**PROBLEM TO SOLVE**
Return all of the data exactly, with nothing left out but the pictures.

──────── LISTED RECORDS

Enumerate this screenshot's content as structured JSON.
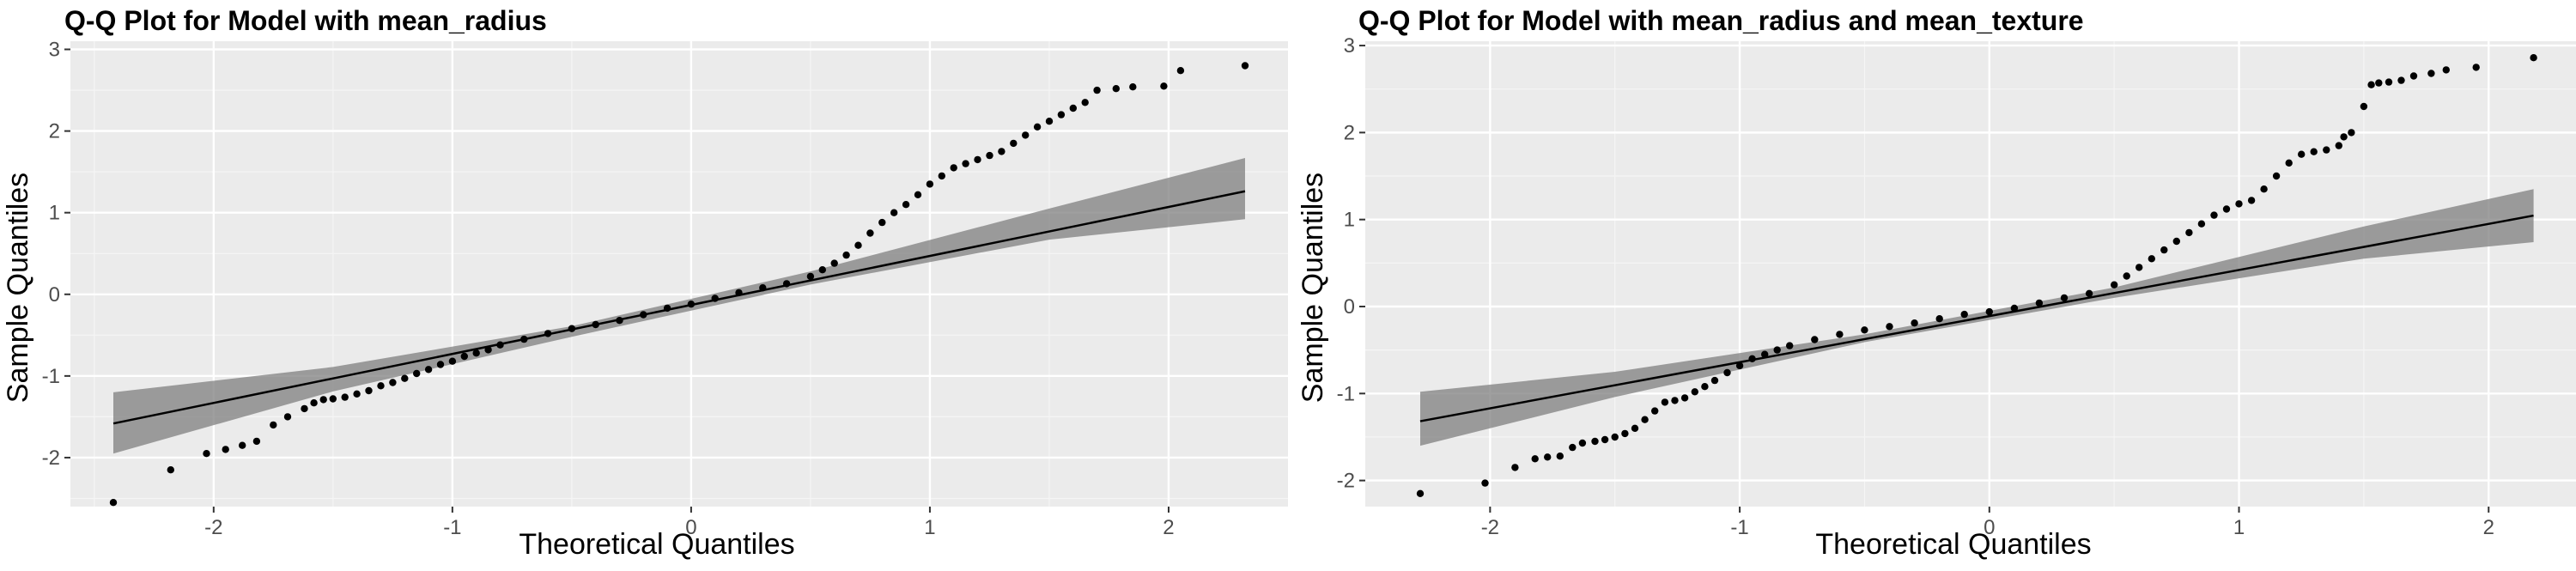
{
  "chart_data": [
    {
      "type": "scatter",
      "title": "Q-Q Plot for Model with mean_radius",
      "xlabel": "Theoretical Quantiles",
      "ylabel": "Sample Quantiles",
      "xlim": [
        -2.6,
        2.5
      ],
      "ylim": [
        -2.6,
        3.1
      ],
      "xticks": [
        -2,
        -1,
        0,
        1,
        2
      ],
      "yticks": [
        -2,
        -1,
        0,
        1,
        2,
        3
      ],
      "grid": true,
      "reference_line": {
        "slope": 0.6,
        "intercept": -0.13
      },
      "confidence_band": {
        "x": [
          -2.42,
          -1.5,
          -0.5,
          0.5,
          1.5,
          2.32
        ],
        "lower": [
          -1.95,
          -1.19,
          -0.52,
          0.12,
          0.67,
          0.92
        ],
        "upper": [
          -1.2,
          -0.89,
          -0.39,
          0.28,
          1.05,
          1.67
        ]
      },
      "points": {
        "x": [
          -2.42,
          -2.18,
          -2.03,
          -1.95,
          -1.88,
          -1.82,
          -1.75,
          -1.69,
          -1.62,
          -1.58,
          -1.54,
          -1.5,
          -1.45,
          -1.4,
          -1.35,
          -1.3,
          -1.25,
          -1.2,
          -1.15,
          -1.1,
          -1.05,
          -1.0,
          -0.95,
          -0.9,
          -0.85,
          -0.8,
          -0.7,
          -0.6,
          -0.5,
          -0.4,
          -0.3,
          -0.2,
          -0.1,
          0.0,
          0.1,
          0.2,
          0.3,
          0.4,
          0.5,
          0.55,
          0.6,
          0.65,
          0.7,
          0.75,
          0.8,
          0.85,
          0.9,
          0.95,
          1.0,
          1.05,
          1.1,
          1.15,
          1.2,
          1.25,
          1.3,
          1.35,
          1.4,
          1.45,
          1.5,
          1.55,
          1.6,
          1.65,
          1.7,
          1.78,
          1.85,
          1.98,
          2.05,
          2.32
        ],
        "y": [
          -2.55,
          -2.15,
          -1.95,
          -1.9,
          -1.85,
          -1.8,
          -1.6,
          -1.5,
          -1.4,
          -1.33,
          -1.29,
          -1.28,
          -1.26,
          -1.22,
          -1.18,
          -1.12,
          -1.08,
          -1.03,
          -0.97,
          -0.92,
          -0.86,
          -0.82,
          -0.76,
          -0.72,
          -0.68,
          -0.62,
          -0.55,
          -0.48,
          -0.42,
          -0.37,
          -0.32,
          -0.25,
          -0.17,
          -0.12,
          -0.05,
          0.02,
          0.08,
          0.13,
          0.22,
          0.3,
          0.38,
          0.48,
          0.6,
          0.75,
          0.88,
          1.0,
          1.1,
          1.22,
          1.35,
          1.45,
          1.55,
          1.6,
          1.65,
          1.7,
          1.75,
          1.85,
          1.95,
          2.05,
          2.12,
          2.2,
          2.28,
          2.35,
          2.5,
          2.52,
          2.54,
          2.55,
          2.74,
          2.8
        ]
      }
    },
    {
      "type": "scatter",
      "title": "Q-Q Plot for Model with mean_radius and mean_texture",
      "xlabel": "Theoretical Quantiles",
      "ylabel": "Sample Quantiles",
      "xlim": [
        -2.5,
        2.35
      ],
      "ylim": [
        -2.3,
        3.05
      ],
      "xticks": [
        -2,
        -1,
        0,
        1,
        2
      ],
      "yticks": [
        -2,
        -1,
        0,
        1,
        2,
        3
      ],
      "grid": true,
      "reference_line": {
        "slope": 0.53,
        "intercept": -0.11
      },
      "confidence_band": {
        "x": [
          -2.28,
          -1.5,
          -0.5,
          0.5,
          1.5,
          2.18
        ],
        "lower": [
          -1.6,
          -1.04,
          -0.41,
          0.1,
          0.55,
          0.74
        ],
        "upper": [
          -0.98,
          -0.75,
          -0.32,
          0.22,
          0.92,
          1.35
        ]
      },
      "points": {
        "x": [
          -2.28,
          -2.02,
          -1.9,
          -1.82,
          -1.77,
          -1.72,
          -1.67,
          -1.63,
          -1.58,
          -1.54,
          -1.5,
          -1.46,
          -1.42,
          -1.38,
          -1.34,
          -1.3,
          -1.26,
          -1.22,
          -1.18,
          -1.14,
          -1.1,
          -1.05,
          -1.0,
          -0.95,
          -0.9,
          -0.85,
          -0.8,
          -0.7,
          -0.6,
          -0.5,
          -0.4,
          -0.3,
          -0.2,
          -0.1,
          0.0,
          0.1,
          0.2,
          0.3,
          0.4,
          0.5,
          0.55,
          0.6,
          0.65,
          0.7,
          0.75,
          0.8,
          0.85,
          0.9,
          0.95,
          1.0,
          1.05,
          1.1,
          1.15,
          1.2,
          1.25,
          1.3,
          1.35,
          1.4,
          1.42,
          1.45,
          1.5,
          1.53,
          1.56,
          1.6,
          1.65,
          1.7,
          1.77,
          1.83,
          1.95,
          2.18
        ],
        "y": [
          -2.15,
          -2.03,
          -1.85,
          -1.75,
          -1.73,
          -1.72,
          -1.62,
          -1.57,
          -1.55,
          -1.53,
          -1.5,
          -1.46,
          -1.4,
          -1.3,
          -1.2,
          -1.1,
          -1.08,
          -1.05,
          -0.98,
          -0.92,
          -0.85,
          -0.76,
          -0.68,
          -0.6,
          -0.55,
          -0.5,
          -0.45,
          -0.38,
          -0.32,
          -0.27,
          -0.23,
          -0.19,
          -0.14,
          -0.09,
          -0.06,
          -0.02,
          0.04,
          0.1,
          0.15,
          0.25,
          0.35,
          0.45,
          0.55,
          0.65,
          0.75,
          0.85,
          0.95,
          1.05,
          1.12,
          1.18,
          1.22,
          1.35,
          1.5,
          1.65,
          1.75,
          1.78,
          1.8,
          1.85,
          1.95,
          2.0,
          2.3,
          2.55,
          2.57,
          2.58,
          2.6,
          2.65,
          2.68,
          2.72,
          2.75,
          2.86
        ]
      }
    }
  ]
}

────────────────

**TASK RESPONSE**
Enumerate this screenshot's content as structured JSON.
{
  "chart_data": [
    {
      "type": "scatter",
      "title": "Q-Q Plot for Model with mean_radius",
      "xlabel": "Theoretical Quantiles",
      "ylabel": "Sample Quantiles",
      "xlim": [
        -2.6,
        2.5
      ],
      "ylim": [
        -2.6,
        3.1
      ],
      "xticks": [
        -2,
        -1,
        0,
        1,
        2
      ],
      "yticks": [
        -2,
        -1,
        0,
        1,
        2,
        3
      ],
      "grid": true,
      "reference_line": {
        "slope": 0.6,
        "intercept": -0.13
      },
      "confidence_band": {
        "x": [
          -2.42,
          -1.5,
          -0.5,
          0.5,
          1.5,
          2.32
        ],
        "lower": [
          -1.95,
          -1.19,
          -0.52,
          0.12,
          0.67,
          0.92
        ],
        "upper": [
          -1.2,
          -0.89,
          -0.39,
          0.28,
          1.05,
          1.67
        ]
      },
      "points": {
        "x": [
          -2.42,
          -2.18,
          -2.03,
          -1.95,
          -1.88,
          -1.82,
          -1.75,
          -1.69,
          -1.62,
          -1.58,
          -1.54,
          -1.5,
          -1.45,
          -1.4,
          -1.35,
          -1.3,
          -1.25,
          -1.2,
          -1.15,
          -1.1,
          -1.05,
          -1.0,
          -0.95,
          -0.9,
          -0.85,
          -0.8,
          -0.7,
          -0.6,
          -0.5,
          -0.4,
          -0.3,
          -0.2,
          -0.1,
          0.0,
          0.1,
          0.2,
          0.3,
          0.4,
          0.5,
          0.55,
          0.6,
          0.65,
          0.7,
          0.75,
          0.8,
          0.85,
          0.9,
          0.95,
          1.0,
          1.05,
          1.1,
          1.15,
          1.2,
          1.25,
          1.3,
          1.35,
          1.4,
          1.45,
          1.5,
          1.55,
          1.6,
          1.65,
          1.7,
          1.78,
          1.85,
          1.98,
          2.05,
          2.32
        ],
        "y": [
          -2.55,
          -2.15,
          -1.95,
          -1.9,
          -1.85,
          -1.8,
          -1.6,
          -1.5,
          -1.4,
          -1.33,
          -1.29,
          -1.28,
          -1.26,
          -1.22,
          -1.18,
          -1.12,
          -1.08,
          -1.03,
          -0.97,
          -0.92,
          -0.86,
          -0.82,
          -0.76,
          -0.72,
          -0.68,
          -0.62,
          -0.55,
          -0.48,
          -0.42,
          -0.37,
          -0.32,
          -0.25,
          -0.17,
          -0.12,
          -0.05,
          0.02,
          0.08,
          0.13,
          0.22,
          0.3,
          0.38,
          0.48,
          0.6,
          0.75,
          0.88,
          1.0,
          1.1,
          1.22,
          1.35,
          1.45,
          1.55,
          1.6,
          1.65,
          1.7,
          1.75,
          1.85,
          1.95,
          2.05,
          2.12,
          2.2,
          2.28,
          2.35,
          2.5,
          2.52,
          2.54,
          2.55,
          2.74,
          2.8
        ]
      }
    },
    {
      "type": "scatter",
      "title": "Q-Q Plot for Model with mean_radius and mean_texture",
      "xlabel": "Theoretical Quantiles",
      "ylabel": "Sample Quantiles",
      "xlim": [
        -2.5,
        2.35
      ],
      "ylim": [
        -2.3,
        3.05
      ],
      "xticks": [
        -2,
        -1,
        0,
        1,
        2
      ],
      "yticks": [
        -2,
        -1,
        0,
        1,
        2,
        3
      ],
      "grid": true,
      "reference_line": {
        "slope": 0.53,
        "intercept": -0.11
      },
      "confidence_band": {
        "x": [
          -2.28,
          -1.5,
          -0.5,
          0.5,
          1.5,
          2.18
        ],
        "lower": [
          -1.6,
          -1.04,
          -0.41,
          0.1,
          0.55,
          0.74
        ],
        "upper": [
          -0.98,
          -0.75,
          -0.32,
          0.22,
          0.92,
          1.35
        ]
      },
      "points": {
        "x": [
          -2.28,
          -2.02,
          -1.9,
          -1.82,
          -1.77,
          -1.72,
          -1.67,
          -1.63,
          -1.58,
          -1.54,
          -1.5,
          -1.46,
          -1.42,
          -1.38,
          -1.34,
          -1.3,
          -1.26,
          -1.22,
          -1.18,
          -1.14,
          -1.1,
          -1.05,
          -1.0,
          -0.95,
          -0.9,
          -0.85,
          -0.8,
          -0.7,
          -0.6,
          -0.5,
          -0.4,
          -0.3,
          -0.2,
          -0.1,
          0.0,
          0.1,
          0.2,
          0.3,
          0.4,
          0.5,
          0.55,
          0.6,
          0.65,
          0.7,
          0.75,
          0.8,
          0.85,
          0.9,
          0.95,
          1.0,
          1.05,
          1.1,
          1.15,
          1.2,
          1.25,
          1.3,
          1.35,
          1.4,
          1.42,
          1.45,
          1.5,
          1.53,
          1.56,
          1.6,
          1.65,
          1.7,
          1.77,
          1.83,
          1.95,
          2.18
        ],
        "y": [
          -2.15,
          -2.03,
          -1.85,
          -1.75,
          -1.73,
          -1.72,
          -1.62,
          -1.57,
          -1.55,
          -1.53,
          -1.5,
          -1.46,
          -1.4,
          -1.3,
          -1.2,
          -1.1,
          -1.08,
          -1.05,
          -0.98,
          -0.92,
          -0.85,
          -0.76,
          -0.68,
          -0.6,
          -0.55,
          -0.5,
          -0.45,
          -0.38,
          -0.32,
          -0.27,
          -0.23,
          -0.19,
          -0.14,
          -0.09,
          -0.06,
          -0.02,
          0.04,
          0.1,
          0.15,
          0.25,
          0.35,
          0.45,
          0.55,
          0.65,
          0.75,
          0.85,
          0.95,
          1.05,
          1.12,
          1.18,
          1.22,
          1.35,
          1.5,
          1.65,
          1.75,
          1.78,
          1.8,
          1.85,
          1.95,
          2.0,
          2.3,
          2.55,
          2.57,
          2.58,
          2.6,
          2.65,
          2.68,
          2.72,
          2.75,
          2.86
        ]
      }
    }
  ]
}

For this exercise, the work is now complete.